--- Start of Task material ---
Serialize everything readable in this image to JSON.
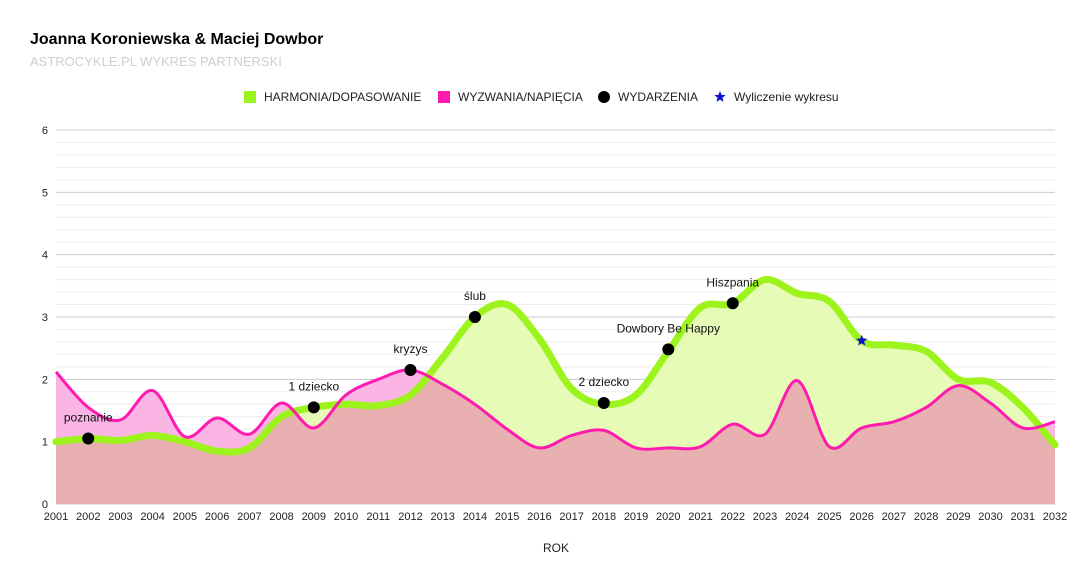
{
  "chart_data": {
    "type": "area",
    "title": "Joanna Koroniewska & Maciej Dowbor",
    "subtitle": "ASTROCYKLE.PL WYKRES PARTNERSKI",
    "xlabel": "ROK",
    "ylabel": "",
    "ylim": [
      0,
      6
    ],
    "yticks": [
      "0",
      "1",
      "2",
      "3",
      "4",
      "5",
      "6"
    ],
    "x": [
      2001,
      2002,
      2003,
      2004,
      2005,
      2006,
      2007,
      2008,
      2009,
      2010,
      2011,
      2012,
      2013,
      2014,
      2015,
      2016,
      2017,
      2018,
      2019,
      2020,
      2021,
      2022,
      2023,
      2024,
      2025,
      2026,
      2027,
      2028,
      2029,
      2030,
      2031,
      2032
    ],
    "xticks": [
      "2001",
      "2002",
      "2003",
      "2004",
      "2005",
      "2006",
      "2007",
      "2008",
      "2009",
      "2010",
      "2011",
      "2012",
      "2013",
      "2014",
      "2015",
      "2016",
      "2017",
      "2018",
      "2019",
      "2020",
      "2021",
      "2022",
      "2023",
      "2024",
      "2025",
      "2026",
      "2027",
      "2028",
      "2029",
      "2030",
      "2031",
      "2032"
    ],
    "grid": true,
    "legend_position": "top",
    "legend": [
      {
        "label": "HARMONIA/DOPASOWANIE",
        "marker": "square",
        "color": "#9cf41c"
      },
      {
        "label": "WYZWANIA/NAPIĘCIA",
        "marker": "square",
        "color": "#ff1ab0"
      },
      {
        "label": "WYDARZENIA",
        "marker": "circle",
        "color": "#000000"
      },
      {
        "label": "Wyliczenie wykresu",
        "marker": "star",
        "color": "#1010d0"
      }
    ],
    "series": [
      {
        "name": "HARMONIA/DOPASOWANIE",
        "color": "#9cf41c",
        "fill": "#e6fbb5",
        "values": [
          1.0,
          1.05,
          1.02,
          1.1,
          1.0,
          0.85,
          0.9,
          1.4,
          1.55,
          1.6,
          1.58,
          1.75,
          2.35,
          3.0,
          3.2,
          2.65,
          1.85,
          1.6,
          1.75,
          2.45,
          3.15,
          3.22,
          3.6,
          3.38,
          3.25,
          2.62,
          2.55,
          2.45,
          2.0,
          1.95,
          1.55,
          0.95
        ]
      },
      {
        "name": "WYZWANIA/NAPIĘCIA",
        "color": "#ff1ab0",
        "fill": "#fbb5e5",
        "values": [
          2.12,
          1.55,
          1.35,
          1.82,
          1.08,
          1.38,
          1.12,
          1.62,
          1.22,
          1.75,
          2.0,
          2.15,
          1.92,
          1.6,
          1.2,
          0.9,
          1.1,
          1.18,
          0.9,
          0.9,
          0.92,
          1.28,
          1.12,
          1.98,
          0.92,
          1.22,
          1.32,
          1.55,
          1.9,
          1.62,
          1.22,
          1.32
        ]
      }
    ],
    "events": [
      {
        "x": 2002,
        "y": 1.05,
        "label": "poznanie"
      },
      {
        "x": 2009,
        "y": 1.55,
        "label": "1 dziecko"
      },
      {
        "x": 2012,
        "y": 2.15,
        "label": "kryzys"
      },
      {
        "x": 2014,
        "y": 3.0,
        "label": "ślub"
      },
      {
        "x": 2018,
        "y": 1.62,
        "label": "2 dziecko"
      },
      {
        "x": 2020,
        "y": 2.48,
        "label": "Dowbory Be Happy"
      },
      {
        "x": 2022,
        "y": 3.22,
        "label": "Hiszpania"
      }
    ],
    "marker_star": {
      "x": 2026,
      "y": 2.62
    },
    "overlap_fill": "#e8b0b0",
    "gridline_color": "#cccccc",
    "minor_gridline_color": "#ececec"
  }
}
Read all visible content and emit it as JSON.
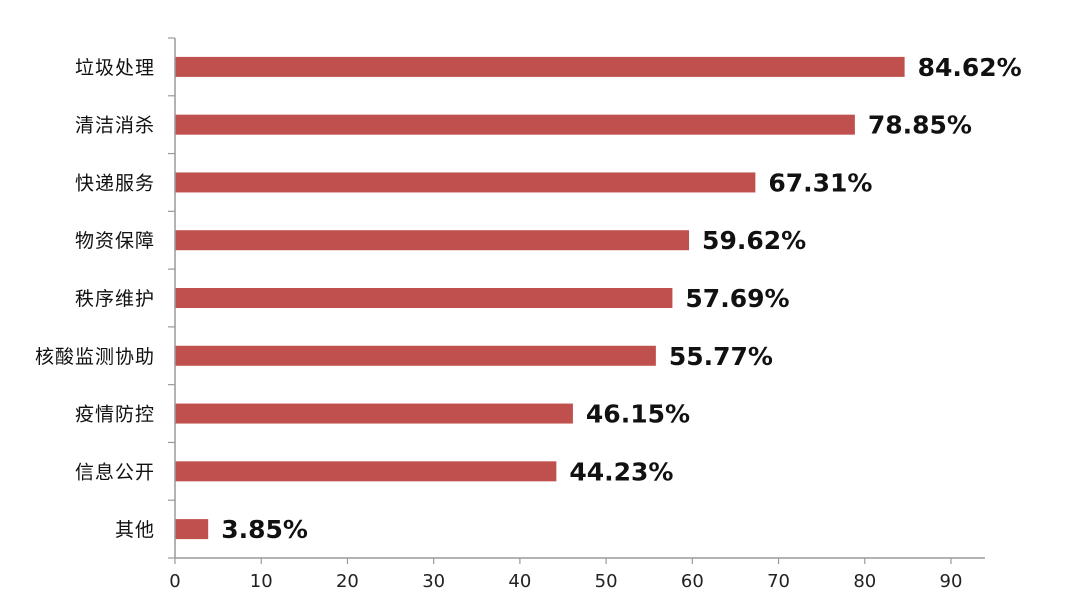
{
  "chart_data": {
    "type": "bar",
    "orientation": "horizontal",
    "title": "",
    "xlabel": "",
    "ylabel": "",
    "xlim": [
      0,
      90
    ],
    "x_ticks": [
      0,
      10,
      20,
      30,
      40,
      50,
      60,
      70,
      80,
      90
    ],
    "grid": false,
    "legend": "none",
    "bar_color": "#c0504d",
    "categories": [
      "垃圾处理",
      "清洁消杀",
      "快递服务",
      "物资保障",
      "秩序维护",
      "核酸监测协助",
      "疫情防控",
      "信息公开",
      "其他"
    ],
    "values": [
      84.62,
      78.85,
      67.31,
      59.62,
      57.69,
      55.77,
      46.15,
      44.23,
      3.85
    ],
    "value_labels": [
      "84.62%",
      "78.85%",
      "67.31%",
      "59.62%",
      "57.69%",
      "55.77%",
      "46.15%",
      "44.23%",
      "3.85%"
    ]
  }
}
--- End of Task material ---
--- Start of Task material ---
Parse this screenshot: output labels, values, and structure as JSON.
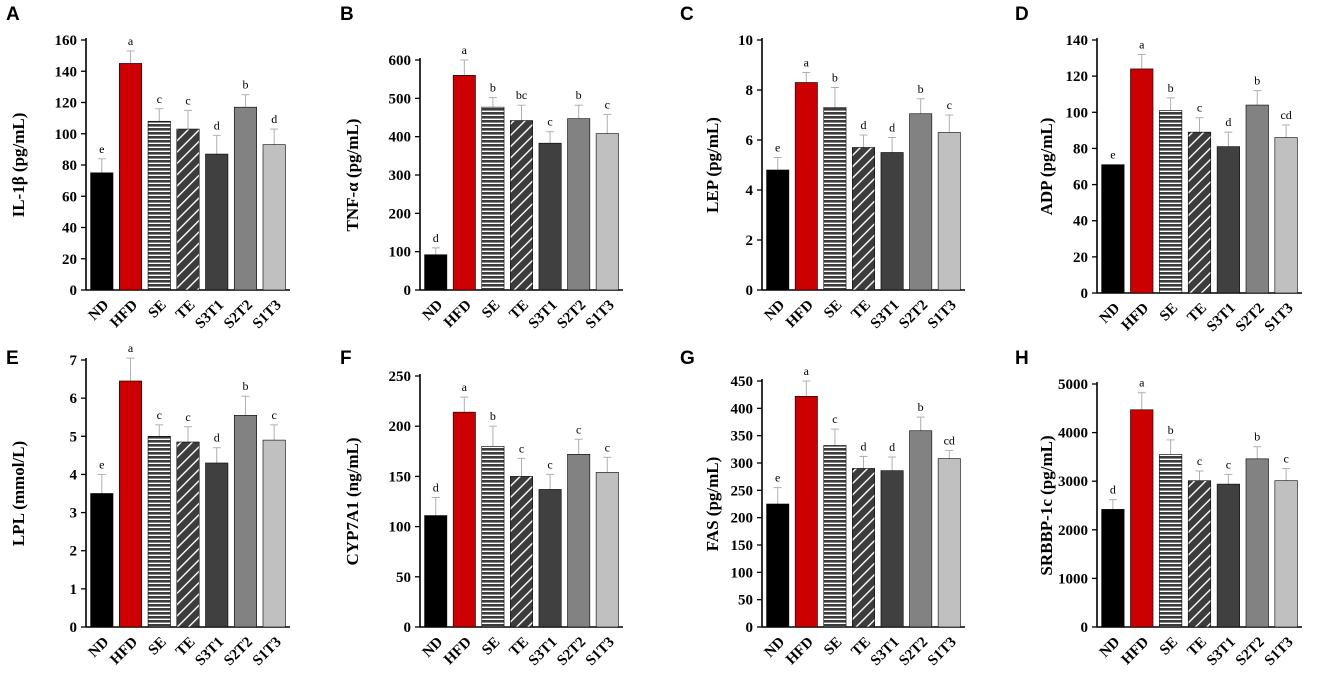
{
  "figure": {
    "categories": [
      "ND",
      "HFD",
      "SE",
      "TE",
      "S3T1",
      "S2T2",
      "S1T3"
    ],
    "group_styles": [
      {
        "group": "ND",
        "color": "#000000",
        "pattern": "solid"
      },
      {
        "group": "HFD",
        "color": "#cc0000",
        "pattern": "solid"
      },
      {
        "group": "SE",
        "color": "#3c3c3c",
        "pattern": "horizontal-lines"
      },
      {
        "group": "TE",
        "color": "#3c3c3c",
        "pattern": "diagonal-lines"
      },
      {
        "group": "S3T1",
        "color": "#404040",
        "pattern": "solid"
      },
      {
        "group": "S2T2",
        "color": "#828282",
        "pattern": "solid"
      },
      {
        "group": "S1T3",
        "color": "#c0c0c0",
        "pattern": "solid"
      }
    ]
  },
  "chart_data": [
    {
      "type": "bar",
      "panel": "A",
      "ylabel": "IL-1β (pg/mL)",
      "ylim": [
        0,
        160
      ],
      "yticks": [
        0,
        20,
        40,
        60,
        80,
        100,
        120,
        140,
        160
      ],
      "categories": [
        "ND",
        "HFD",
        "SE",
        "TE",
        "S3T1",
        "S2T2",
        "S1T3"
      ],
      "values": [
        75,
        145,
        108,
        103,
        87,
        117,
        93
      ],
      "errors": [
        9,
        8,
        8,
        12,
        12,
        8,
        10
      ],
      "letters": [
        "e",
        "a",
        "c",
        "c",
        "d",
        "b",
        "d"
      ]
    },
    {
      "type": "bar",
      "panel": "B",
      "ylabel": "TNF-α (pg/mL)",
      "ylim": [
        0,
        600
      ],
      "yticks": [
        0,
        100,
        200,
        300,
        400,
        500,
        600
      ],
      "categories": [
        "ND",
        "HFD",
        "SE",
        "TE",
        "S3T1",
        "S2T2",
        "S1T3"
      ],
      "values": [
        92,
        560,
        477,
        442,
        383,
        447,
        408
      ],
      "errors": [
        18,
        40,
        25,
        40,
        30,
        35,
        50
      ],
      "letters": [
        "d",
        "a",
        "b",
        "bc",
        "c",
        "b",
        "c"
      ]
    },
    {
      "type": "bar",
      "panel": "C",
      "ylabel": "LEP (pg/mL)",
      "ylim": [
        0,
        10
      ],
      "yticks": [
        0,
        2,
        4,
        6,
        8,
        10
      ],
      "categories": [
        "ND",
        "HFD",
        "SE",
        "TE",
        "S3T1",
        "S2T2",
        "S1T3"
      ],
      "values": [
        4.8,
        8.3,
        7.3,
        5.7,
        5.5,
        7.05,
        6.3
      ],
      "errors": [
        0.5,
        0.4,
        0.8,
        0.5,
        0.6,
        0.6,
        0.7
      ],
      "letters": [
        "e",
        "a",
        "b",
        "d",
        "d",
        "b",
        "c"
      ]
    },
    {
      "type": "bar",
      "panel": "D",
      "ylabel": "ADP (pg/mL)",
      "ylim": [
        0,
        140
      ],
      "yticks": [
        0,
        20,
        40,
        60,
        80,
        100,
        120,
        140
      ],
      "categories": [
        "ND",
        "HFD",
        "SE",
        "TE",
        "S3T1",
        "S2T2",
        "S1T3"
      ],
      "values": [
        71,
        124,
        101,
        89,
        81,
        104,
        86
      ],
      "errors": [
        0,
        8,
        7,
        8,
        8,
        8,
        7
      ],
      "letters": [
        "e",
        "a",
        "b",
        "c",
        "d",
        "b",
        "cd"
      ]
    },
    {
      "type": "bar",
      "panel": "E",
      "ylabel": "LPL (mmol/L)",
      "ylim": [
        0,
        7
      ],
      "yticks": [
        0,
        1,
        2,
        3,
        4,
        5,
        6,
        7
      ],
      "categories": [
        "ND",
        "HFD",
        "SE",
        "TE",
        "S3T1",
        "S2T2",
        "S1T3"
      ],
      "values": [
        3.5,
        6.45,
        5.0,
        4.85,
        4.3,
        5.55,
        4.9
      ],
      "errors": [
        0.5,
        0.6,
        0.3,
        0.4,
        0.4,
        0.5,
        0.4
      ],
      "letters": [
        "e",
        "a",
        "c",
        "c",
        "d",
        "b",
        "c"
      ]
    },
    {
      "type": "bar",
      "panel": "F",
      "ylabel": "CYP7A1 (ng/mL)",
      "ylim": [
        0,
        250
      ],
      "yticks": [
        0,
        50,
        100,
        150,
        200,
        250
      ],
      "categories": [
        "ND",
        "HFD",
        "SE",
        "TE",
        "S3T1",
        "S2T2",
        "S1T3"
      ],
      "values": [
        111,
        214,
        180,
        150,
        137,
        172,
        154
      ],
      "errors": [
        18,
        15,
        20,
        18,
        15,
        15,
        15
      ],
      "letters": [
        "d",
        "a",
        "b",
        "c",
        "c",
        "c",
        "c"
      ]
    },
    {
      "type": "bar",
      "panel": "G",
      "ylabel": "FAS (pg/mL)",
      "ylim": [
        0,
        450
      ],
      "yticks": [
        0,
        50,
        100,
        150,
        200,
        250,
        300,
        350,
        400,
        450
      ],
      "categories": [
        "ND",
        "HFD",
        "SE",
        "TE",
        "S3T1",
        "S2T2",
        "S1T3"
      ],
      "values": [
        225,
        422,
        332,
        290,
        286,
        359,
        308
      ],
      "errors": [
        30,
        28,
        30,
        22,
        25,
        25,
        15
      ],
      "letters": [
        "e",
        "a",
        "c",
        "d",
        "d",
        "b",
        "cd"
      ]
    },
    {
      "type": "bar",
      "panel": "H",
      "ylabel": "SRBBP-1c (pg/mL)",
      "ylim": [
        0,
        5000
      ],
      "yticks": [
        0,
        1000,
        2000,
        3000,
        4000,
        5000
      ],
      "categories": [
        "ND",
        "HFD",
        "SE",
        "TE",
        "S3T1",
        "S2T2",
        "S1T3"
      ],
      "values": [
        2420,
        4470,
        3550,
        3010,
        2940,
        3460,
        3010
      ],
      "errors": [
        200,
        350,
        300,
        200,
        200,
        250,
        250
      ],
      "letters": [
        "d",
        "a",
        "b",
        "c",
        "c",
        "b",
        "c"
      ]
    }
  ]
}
--- End of Task material ---
◆ Required work: Note how many lines in the material hold the word "horizontal", and give that number with nothing added.

◆ Worked answer: 2